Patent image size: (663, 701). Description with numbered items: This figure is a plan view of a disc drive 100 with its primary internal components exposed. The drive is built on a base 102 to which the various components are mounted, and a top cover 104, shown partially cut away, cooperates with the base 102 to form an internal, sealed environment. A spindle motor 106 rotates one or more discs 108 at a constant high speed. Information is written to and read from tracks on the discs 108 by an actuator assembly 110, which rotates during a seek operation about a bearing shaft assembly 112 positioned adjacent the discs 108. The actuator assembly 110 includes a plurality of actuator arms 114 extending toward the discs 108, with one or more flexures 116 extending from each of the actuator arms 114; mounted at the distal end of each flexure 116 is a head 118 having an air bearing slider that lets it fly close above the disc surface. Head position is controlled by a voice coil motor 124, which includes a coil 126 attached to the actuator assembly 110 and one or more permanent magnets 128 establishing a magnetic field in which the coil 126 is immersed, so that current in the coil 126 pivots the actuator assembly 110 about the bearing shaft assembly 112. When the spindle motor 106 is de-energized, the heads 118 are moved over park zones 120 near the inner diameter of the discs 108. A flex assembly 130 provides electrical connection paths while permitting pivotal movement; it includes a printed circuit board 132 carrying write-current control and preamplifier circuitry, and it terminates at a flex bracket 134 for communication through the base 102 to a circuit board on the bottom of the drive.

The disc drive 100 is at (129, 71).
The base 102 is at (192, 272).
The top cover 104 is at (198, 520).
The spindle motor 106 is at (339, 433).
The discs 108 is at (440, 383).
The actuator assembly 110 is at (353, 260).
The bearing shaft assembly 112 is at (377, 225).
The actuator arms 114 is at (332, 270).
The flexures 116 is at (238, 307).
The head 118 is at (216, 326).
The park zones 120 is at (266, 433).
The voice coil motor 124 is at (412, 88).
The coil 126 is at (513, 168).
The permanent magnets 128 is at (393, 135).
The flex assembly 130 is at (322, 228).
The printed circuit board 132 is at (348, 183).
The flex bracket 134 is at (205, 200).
+--
→ **What is expected**:
Convert every line of the records above into a numbered list, skipping any blank lines.

→ **Task output**:
1. Patent image size: (663, 701). Description with numbered items: This figure is a plan view of a disc drive 100 with its primary internal components exposed. The drive is built on a base 102 to which the various components are mounted, and a top cover 104, shown partially cut away, cooperates with the base 102 to form an internal, sealed environment. A spindle motor 106 rotates one or more discs 108 at a constant high speed. Information is written to and read from tracks on the discs 108 by an actuator assembly 110, which rotates during a seek operation about a bearing shaft assembly 112 positioned adjacent the discs 108. The actuator assembly 110 includes a plurality of actuator arms 114 extending toward the discs 108, with one or more flexures 116 extending from each of the actuator arms 114; mounted at the distal end of each flexure 116 is a head 118 having an air bearing slider that lets it fly close above the disc surface. Head position is controlled by a voice coil motor 124, which includes a coil 126 attached to the actuator assembly 110 and one or more permanent magnets 128 establishing a magnetic field in which the coil 126 is immersed, so that current in the coil 126 pivots the actuator assembly 110 about the bearing shaft assembly 112. When the spindle motor 106 is de-energized, the heads 118 are moved over park zones 120 near the inner diameter of the discs 108. A flex assembly 130 provides electrical connection paths while permitting pivotal movement; it includes a printed circuit board 132 carrying write-current control and preamplifier circuitry, and it terminates at a flex bracket 134 for communication through the base 102 to a circuit board on the bottom of the drive.
2. The disc drive 100 is at (129, 71).
3. The base 102 is at (192, 272).
4. The top cover 104 is at (198, 520).
5. The spindle motor 106 is at (339, 433).
6. The discs 108 is at (440, 383).
7. The actuator assembly 110 is at (353, 260).
8. The bearing shaft assembly 112 is at (377, 225).
9. The actuator arms 114 is at (332, 270).
10. The flexures 116 is at (238, 307).
11. The head 118 is at (216, 326).
12. The park zones 120 is at (266, 433).
13. The voice coil motor 124 is at (412, 88).
14. The coil 126 is at (513, 168).
15. The permanent magnets 128 is at (393, 135).
16. The flex assembly 130 is at (322, 228).
17. The printed circuit board 132 is at (348, 183).
18. The flex bracket 134 is at (205, 200).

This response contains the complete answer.